+++ Input +++

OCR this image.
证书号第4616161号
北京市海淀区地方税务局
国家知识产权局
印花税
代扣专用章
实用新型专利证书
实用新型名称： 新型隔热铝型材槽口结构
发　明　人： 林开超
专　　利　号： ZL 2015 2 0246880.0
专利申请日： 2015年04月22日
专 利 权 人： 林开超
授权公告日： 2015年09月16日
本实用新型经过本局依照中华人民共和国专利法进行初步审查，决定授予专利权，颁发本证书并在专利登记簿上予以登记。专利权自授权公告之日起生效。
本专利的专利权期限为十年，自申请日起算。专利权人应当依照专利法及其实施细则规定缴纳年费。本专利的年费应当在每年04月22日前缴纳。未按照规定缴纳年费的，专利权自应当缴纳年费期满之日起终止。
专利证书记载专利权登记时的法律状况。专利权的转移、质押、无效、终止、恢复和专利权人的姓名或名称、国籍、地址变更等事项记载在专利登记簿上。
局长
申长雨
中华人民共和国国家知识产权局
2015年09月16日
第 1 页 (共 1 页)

+++

Goal: Give all the entries again exactly; leave none out.

Exercise answer:
OCR this image.
证书号第4616161号
北京市海淀区地方税务局
国家知识产权局
印花税
代扣专用章
实用新型专利证书
实用新型名称： 新型隔热铝型材槽口结构
发　明　人： 林开超
专　　利　号： ZL 2015 2 0246880.0
专利申请日： 2015年04月22日
专 利 权 人： 林开超
授权公告日： 2015年09月16日
本实用新型经过本局依照中华人民共和国专利法进行初步审查，决定授予专利权，颁发本证书并在专利登记簿上予以登记。专利权自授权公告之日起生效。
本专利的专利权期限为十年，自申请日起算。专利权人应当依照专利法及其实施细则规定缴纳年费。本专利的年费应当在每年04月22日前缴纳。未按照规定缴纳年费的，专利权自应当缴纳年费期满之日起终止。
专利证书记载专利权登记时的法律状况。专利权的转移、质押、无效、终止、恢复和专利权人的姓名或名称、国籍、地址变更等事项记载在专利登记簿上。
局长
申长雨
中华人民共和国国家知识产权局
2015年09月16日
第 1 页 (共 1 页)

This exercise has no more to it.